*OBJECTIVE:*
Extract every entry word for word.

** Start **

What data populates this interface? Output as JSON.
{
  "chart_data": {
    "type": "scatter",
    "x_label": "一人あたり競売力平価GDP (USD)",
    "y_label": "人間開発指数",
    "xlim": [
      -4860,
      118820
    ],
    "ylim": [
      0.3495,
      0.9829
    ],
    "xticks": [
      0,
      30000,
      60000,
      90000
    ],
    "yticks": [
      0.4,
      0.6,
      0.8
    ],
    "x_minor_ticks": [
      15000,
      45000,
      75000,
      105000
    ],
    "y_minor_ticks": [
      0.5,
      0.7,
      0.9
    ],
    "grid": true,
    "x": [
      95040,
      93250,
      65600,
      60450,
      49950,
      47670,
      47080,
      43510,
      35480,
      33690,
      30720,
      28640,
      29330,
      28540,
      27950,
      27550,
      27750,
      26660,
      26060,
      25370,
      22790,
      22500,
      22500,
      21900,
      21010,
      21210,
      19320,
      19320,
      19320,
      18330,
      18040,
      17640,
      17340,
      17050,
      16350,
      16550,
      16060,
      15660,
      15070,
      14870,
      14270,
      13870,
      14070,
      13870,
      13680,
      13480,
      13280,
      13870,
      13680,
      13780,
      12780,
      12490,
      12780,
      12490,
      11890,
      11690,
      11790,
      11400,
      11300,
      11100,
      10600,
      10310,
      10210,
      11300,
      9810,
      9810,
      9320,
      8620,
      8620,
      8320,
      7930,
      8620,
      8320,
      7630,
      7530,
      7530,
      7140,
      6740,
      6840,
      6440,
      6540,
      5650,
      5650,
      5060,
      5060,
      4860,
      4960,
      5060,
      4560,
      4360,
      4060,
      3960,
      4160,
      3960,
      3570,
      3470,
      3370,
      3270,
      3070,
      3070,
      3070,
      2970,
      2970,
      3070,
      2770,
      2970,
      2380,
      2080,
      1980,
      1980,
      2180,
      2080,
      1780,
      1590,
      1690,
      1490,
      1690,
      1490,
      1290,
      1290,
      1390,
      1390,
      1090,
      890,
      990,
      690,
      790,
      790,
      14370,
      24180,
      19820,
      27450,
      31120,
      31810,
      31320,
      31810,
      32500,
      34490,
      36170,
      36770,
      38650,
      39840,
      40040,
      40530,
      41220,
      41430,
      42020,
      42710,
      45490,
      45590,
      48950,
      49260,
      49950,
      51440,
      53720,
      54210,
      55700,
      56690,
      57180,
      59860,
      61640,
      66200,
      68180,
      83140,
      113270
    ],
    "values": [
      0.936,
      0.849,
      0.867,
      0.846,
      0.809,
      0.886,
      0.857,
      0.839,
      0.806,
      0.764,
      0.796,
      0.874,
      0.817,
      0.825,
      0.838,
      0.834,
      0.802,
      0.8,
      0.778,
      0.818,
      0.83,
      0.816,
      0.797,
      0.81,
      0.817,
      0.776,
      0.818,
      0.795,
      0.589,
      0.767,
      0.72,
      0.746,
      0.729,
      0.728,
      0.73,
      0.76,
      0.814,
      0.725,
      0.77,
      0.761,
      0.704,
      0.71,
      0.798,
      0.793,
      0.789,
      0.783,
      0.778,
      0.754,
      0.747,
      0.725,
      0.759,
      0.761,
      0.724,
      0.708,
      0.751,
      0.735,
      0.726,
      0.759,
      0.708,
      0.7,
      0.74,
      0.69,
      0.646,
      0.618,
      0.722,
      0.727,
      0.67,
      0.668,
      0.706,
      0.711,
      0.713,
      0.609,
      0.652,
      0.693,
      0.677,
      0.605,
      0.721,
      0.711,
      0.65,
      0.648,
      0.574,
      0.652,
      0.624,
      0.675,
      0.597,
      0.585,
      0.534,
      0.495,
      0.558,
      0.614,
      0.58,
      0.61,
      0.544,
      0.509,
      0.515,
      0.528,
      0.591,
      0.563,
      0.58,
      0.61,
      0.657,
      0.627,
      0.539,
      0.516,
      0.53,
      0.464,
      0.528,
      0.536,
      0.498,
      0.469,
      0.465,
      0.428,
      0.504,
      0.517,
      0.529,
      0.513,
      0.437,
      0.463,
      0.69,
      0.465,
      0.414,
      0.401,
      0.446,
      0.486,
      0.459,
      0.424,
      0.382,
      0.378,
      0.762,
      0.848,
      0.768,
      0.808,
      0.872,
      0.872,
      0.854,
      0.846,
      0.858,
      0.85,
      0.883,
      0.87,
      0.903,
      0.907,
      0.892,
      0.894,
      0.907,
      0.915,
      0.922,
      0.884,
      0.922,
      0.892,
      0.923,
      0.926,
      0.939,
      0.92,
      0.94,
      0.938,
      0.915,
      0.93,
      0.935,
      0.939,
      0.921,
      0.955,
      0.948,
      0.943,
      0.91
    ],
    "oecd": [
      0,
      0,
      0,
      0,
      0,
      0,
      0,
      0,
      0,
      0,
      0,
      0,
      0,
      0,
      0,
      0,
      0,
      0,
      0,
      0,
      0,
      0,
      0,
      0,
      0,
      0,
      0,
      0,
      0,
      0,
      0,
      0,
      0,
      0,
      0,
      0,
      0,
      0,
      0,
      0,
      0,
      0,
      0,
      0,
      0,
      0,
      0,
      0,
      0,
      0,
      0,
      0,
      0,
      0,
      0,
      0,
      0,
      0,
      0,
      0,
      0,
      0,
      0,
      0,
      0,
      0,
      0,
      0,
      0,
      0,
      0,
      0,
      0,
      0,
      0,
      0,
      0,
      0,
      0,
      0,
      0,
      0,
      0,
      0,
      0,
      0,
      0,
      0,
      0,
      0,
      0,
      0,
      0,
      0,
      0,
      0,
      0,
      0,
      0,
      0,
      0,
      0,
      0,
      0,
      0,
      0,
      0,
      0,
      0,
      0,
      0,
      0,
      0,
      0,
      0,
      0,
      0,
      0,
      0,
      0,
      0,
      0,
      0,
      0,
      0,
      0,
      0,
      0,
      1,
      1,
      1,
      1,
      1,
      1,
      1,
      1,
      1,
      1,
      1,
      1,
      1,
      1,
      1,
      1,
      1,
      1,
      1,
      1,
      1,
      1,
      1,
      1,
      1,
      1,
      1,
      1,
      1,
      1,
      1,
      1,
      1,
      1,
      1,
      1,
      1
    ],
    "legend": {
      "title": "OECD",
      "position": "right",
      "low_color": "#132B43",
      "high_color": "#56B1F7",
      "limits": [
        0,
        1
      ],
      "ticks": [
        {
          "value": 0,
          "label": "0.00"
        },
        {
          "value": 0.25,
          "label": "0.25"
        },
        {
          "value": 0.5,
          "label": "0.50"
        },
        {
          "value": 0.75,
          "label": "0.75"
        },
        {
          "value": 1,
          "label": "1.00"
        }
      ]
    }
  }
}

** End **

*ANSWER TO THIS PROBLEM:*
What data populates this interface? Output as JSON.
{
  "chart_data": {
    "type": "scatter",
    "x_label": "一人あたり競売力平価GDP (USD)",
    "y_label": "人間開発指数",
    "xlim": [
      -4860,
      118820
    ],
    "ylim": [
      0.3495,
      0.9829
    ],
    "xticks": [
      0,
      30000,
      60000,
      90000
    ],
    "yticks": [
      0.4,
      0.6,
      0.8
    ],
    "x_minor_ticks": [
      15000,
      45000,
      75000,
      105000
    ],
    "y_minor_ticks": [
      0.5,
      0.7,
      0.9
    ],
    "grid": true,
    "x": [
      95040,
      93250,
      65600,
      60450,
      49950,
      47670,
      47080,
      43510,
      35480,
      33690,
      30720,
      28640,
      29330,
      28540,
      27950,
      27550,
      27750,
      26660,
      26060,
      25370,
      22790,
      22500,
      22500,
      21900,
      21010,
      21210,
      19320,
      19320,
      19320,
      18330,
      18040,
      17640,
      17340,
      17050,
      16350,
      16550,
      16060,
      15660,
      15070,
      14870,
      14270,
      13870,
      14070,
      13870,
      13680,
      13480,
      13280,
      13870,
      13680,
      13780,
      12780,
      12490,
      12780,
      12490,
      11890,
      11690,
      11790,
      11400,
      11300,
      11100,
      10600,
      10310,
      10210,
      11300,
      9810,
      9810,
      9320,
      8620,
      8620,
      8320,
      7930,
      8620,
      8320,
      7630,
      7530,
      7530,
      7140,
      6740,
      6840,
      6440,
      6540,
      5650,
      5650,
      5060,
      5060,
      4860,
      4960,
      5060,
      4560,
      4360,
      4060,
      3960,
      4160,
      3960,
      3570,
      3470,
      3370,
      3270,
      3070,
      3070,
      3070,
      2970,
      2970,
      3070,
      2770,
      2970,
      2380,
      2080,
      1980,
      1980,
      2180,
      2080,
      1780,
      1590,
      1690,
      1490,
      1690,
      1490,
      1290,
      1290,
      1390,
      1390,
      1090,
      890,
      990,
      690,
      790,
      790,
      14370,
      24180,
      19820,
      27450,
      31120,
      31810,
      31320,
      31810,
      32500,
      34490,
      36170,
      36770,
      38650,
      39840,
      40040,
      40530,
      41220,
      41430,
      42020,
      42710,
      45490,
      45590,
      48950,
      49260,
      49950,
      51440,
      53720,
      54210,
      55700,
      56690,
      57180,
      59860,
      61640,
      66200,
      68180,
      83140,
      113270
    ],
    "values": [
      0.936,
      0.849,
      0.867,
      0.846,
      0.809,
      0.886,
      0.857,
      0.839,
      0.806,
      0.764,
      0.796,
      0.874,
      0.817,
      0.825,
      0.838,
      0.834,
      0.802,
      0.8,
      0.778,
      0.818,
      0.83,
      0.816,
      0.797,
      0.81,
      0.817,
      0.776,
      0.818,
      0.795,
      0.589,
      0.767,
      0.72,
      0.746,
      0.729,
      0.728,
      0.73,
      0.76,
      0.814,
      0.725,
      0.77,
      0.761,
      0.704,
      0.71,
      0.798,
      0.793,
      0.789,
      0.783,
      0.778,
      0.754,
      0.747,
      0.725,
      0.759,
      0.761,
      0.724,
      0.708,
      0.751,
      0.735,
      0.726,
      0.759,
      0.708,
      0.7,
      0.74,
      0.69,
      0.646,
      0.618,
      0.722,
      0.727,
      0.67,
      0.668,
      0.706,
      0.711,
      0.713,
      0.609,
      0.652,
      0.693,
      0.677,
      0.605,
      0.721,
      0.711,
      0.65,
      0.648,
      0.574,
      0.652,
      0.624,
      0.675,
      0.597,
      0.585,
      0.534,
      0.495,
      0.558,
      0.614,
      0.58,
      0.61,
      0.544,
      0.509,
      0.515,
      0.528,
      0.591,
      0.563,
      0.58,
      0.61,
      0.657,
      0.627,
      0.539,
      0.516,
      0.53,
      0.464,
      0.528,
      0.536,
      0.498,
      0.469,
      0.465,
      0.428,
      0.504,
      0.517,
      0.529,
      0.513,
      0.437,
      0.463,
      0.69,
      0.465,
      0.414,
      0.401,
      0.446,
      0.486,
      0.459,
      0.424,
      0.382,
      0.378,
      0.762,
      0.848,
      0.768,
      0.808,
      0.872,
      0.872,
      0.854,
      0.846,
      0.858,
      0.85,
      0.883,
      0.87,
      0.903,
      0.907,
      0.892,
      0.894,
      0.907,
      0.915,
      0.922,
      0.884,
      0.922,
      0.892,
      0.923,
      0.926,
      0.939,
      0.92,
      0.94,
      0.938,
      0.915,
      0.93,
      0.935,
      0.939,
      0.921,
      0.955,
      0.948,
      0.943,
      0.91
    ],
    "oecd": [
      0,
      0,
      0,
      0,
      0,
      0,
      0,
      0,
      0,
      0,
      0,
      0,
      0,
      0,
      0,
      0,
      0,
      0,
      0,
      0,
      0,
      0,
      0,
      0,
      0,
      0,
      0,
      0,
      0,
      0,
      0,
      0,
      0,
      0,
      0,
      0,
      0,
      0,
      0,
      0,
      0,
      0,
      0,
      0,
      0,
      0,
      0,
      0,
      0,
      0,
      0,
      0,
      0,
      0,
      0,
      0,
      0,
      0,
      0,
      0,
      0,
      0,
      0,
      0,
      0,
      0,
      0,
      0,
      0,
      0,
      0,
      0,
      0,
      0,
      0,
      0,
      0,
      0,
      0,
      0,
      0,
      0,
      0,
      0,
      0,
      0,
      0,
      0,
      0,
      0,
      0,
      0,
      0,
      0,
      0,
      0,
      0,
      0,
      0,
      0,
      0,
      0,
      0,
      0,
      0,
      0,
      0,
      0,
      0,
      0,
      0,
      0,
      0,
      0,
      0,
      0,
      0,
      0,
      0,
      0,
      0,
      0,
      0,
      0,
      0,
      0,
      0,
      0,
      1,
      1,
      1,
      1,
      1,
      1,
      1,
      1,
      1,
      1,
      1,
      1,
      1,
      1,
      1,
      1,
      1,
      1,
      1,
      1,
      1,
      1,
      1,
      1,
      1,
      1,
      1,
      1,
      1,
      1,
      1,
      1,
      1,
      1,
      1,
      1,
      1
    ],
    "legend": {
      "title": "OECD",
      "position": "right",
      "low_color": "#132B43",
      "high_color": "#56B1F7",
      "limits": [
        0,
        1
      ],
      "ticks": [
        {
          "value": 0,
          "label": "0.00"
        },
        {
          "value": 0.25,
          "label": "0.25"
        },
        {
          "value": 0.5,
          "label": "0.50"
        },
        {
          "value": 0.75,
          "label": "0.75"
        },
        {
          "value": 1,
          "label": "1.00"
        }
      ]
    }
  }
}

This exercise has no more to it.